-- Start of Raw data --

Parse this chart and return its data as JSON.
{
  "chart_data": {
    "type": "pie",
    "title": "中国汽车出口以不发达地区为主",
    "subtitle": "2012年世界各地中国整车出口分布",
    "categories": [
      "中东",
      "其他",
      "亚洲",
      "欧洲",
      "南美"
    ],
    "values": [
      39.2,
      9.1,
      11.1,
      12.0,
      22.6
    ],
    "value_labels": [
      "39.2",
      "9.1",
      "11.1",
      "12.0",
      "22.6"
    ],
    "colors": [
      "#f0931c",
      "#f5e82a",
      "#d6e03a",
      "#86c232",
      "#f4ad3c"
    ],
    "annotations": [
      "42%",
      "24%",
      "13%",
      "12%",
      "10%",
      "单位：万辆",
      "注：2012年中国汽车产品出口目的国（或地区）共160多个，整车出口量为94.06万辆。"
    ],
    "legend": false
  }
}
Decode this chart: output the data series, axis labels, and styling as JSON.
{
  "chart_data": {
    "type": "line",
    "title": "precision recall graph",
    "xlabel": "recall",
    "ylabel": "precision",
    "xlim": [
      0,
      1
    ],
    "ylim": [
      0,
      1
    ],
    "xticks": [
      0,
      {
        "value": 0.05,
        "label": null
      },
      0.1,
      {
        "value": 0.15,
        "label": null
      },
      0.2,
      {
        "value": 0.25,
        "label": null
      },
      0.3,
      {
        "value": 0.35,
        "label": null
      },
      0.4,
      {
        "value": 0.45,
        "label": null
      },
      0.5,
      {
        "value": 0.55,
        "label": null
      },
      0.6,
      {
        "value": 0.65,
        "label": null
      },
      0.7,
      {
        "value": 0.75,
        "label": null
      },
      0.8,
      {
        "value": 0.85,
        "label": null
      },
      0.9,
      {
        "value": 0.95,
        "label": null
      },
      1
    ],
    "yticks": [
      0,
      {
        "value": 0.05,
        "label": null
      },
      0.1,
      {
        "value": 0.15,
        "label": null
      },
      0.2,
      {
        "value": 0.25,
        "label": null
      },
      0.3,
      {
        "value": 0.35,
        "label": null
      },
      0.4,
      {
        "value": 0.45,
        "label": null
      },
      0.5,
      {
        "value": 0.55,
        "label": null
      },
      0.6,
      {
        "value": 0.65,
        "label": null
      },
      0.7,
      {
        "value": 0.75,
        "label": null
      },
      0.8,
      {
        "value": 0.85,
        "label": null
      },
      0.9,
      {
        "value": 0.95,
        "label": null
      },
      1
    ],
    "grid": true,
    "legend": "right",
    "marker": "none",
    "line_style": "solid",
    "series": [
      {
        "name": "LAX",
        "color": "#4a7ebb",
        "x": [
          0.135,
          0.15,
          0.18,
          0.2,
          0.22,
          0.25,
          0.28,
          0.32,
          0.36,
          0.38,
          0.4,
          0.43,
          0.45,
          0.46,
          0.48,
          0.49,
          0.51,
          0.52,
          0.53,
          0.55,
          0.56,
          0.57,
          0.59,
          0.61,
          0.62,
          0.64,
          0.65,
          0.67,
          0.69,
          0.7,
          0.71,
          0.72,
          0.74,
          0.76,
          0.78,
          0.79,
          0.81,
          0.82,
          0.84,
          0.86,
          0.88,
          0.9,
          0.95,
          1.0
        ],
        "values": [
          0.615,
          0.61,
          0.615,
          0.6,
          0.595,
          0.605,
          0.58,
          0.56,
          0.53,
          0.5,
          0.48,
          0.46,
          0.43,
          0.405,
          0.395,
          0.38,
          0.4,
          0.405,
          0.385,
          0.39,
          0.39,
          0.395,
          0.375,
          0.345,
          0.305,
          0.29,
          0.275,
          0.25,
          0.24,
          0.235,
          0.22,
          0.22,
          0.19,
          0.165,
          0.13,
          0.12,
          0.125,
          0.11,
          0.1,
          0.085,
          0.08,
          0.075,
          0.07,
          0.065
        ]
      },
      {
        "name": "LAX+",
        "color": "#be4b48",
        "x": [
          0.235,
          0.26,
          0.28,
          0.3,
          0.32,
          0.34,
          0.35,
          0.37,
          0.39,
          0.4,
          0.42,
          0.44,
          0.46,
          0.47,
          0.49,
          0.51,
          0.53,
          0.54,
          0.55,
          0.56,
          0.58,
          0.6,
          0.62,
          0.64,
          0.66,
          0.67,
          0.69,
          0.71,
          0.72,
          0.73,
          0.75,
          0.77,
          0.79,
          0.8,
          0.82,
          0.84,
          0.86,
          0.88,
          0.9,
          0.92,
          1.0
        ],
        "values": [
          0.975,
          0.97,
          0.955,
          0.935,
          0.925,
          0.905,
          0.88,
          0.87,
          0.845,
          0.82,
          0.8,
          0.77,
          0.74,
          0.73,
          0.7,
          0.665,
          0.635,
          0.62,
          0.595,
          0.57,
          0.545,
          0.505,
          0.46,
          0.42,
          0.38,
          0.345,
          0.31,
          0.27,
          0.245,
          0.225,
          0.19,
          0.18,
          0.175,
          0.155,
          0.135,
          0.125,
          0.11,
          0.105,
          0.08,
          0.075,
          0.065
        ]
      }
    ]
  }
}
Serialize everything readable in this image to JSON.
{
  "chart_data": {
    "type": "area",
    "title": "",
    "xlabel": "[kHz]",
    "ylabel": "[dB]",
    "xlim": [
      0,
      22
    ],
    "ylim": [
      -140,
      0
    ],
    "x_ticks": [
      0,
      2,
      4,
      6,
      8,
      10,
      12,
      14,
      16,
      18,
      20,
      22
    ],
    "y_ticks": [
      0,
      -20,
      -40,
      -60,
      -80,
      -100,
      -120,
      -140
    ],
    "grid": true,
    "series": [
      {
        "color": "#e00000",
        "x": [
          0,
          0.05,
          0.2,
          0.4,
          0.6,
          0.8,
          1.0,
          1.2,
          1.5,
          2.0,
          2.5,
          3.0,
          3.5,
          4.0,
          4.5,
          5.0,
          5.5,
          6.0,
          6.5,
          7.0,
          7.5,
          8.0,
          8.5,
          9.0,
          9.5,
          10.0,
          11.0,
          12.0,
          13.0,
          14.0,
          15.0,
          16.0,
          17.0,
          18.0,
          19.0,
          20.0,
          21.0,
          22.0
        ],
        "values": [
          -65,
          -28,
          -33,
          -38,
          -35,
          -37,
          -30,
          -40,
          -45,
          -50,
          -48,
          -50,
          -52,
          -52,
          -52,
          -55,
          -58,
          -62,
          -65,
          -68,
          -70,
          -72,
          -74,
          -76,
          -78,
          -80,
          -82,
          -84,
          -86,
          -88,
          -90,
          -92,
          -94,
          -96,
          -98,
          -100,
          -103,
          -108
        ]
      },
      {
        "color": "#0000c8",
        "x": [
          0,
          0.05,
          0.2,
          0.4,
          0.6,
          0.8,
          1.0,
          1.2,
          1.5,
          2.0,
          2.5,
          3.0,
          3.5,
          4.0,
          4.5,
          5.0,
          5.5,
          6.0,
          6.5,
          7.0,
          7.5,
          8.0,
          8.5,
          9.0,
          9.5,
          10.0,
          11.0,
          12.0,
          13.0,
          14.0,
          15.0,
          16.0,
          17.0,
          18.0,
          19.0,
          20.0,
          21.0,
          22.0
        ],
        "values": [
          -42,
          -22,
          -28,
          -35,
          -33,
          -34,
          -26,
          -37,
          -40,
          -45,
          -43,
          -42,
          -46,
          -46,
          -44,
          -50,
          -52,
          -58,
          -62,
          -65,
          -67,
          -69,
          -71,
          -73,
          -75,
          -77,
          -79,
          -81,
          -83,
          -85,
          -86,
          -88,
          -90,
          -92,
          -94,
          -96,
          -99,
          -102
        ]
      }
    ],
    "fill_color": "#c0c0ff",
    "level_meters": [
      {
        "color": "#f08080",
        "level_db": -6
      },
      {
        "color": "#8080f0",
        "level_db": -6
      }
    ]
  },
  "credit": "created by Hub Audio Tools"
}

-- End of Raw data --

- [What the task requires]:
How many lines in the listing contain "precision"? Answer with the number alone.

- [Result for this exercise]:
2